> [Direction]
Would it be possible to write out each entry below exactly, without the pictures?

[Data items]
====

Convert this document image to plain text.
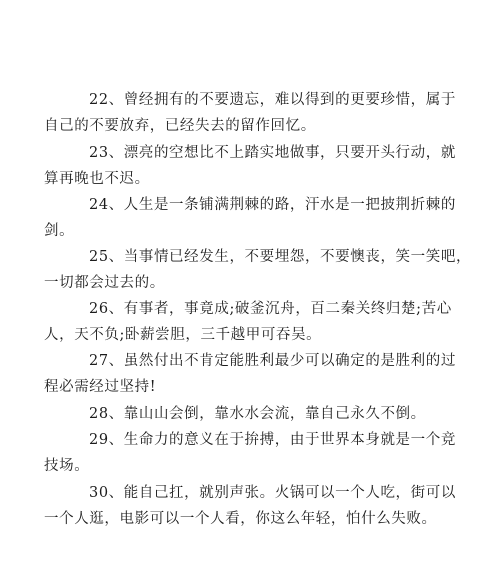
22、曾经拥有的不要遗忘，难以得到的更要珍惜，属于
自己的不要放弃，已经失去的留作回忆。

23、漂亮的空想比不上踏实地做事，只要开头行动，就
算再晚也不迟。

24、人生是一条铺满荆棘的路，汗水是一把披荆折棘的
剑。

25、当事情已经发生，不要埋怨，不要懊丧，笑一笑吧，
一切都会过去的。

26、有事者，事竟成;破釜沉舟，百二秦关终归楚;苦心
人，天不负;卧薪尝胆，三千越甲可吞吴。

27、虽然付出不肯定能胜利最少可以确定的是胜利的过
程必需经过坚持!

28、靠山山会倒，靠水水会流，靠自己永久不倒。

29、生命力的意义在于拚搏，由于世界本身就是一个竞
技场。

30、能自己扛，就别声张。火锅可以一个人吃，街可以
一个人逛，电影可以一个人看，你这么年轻，怕什么失败。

====

> [Solution for this task]
Convert this document image to plain text.
22、曾经拥有的不要遗忘，难以得到的更要珍惜，属于
自己的不要放弃，已经失去的留作回忆。

23、漂亮的空想比不上踏实地做事，只要开头行动，就
算再晚也不迟。

24、人生是一条铺满荆棘的路，汗水是一把披荆折棘的
剑。

25、当事情已经发生，不要埋怨，不要懊丧，笑一笑吧，
一切都会过去的。

26、有事者，事竟成;破釜沉舟，百二秦关终归楚;苦心
人，天不负;卧薪尝胆，三千越甲可吞吴。

27、虽然付出不肯定能胜利最少可以确定的是胜利的过
程必需经过坚持!

28、靠山山会倒，靠水水会流，靠自己永久不倒。

29、生命力的意义在于拚搏，由于世界本身就是一个竞
技场。

30、能自己扛，就别声张。火锅可以一个人吃，街可以
一个人逛，电影可以一个人看，你这么年轻，怕什么失败。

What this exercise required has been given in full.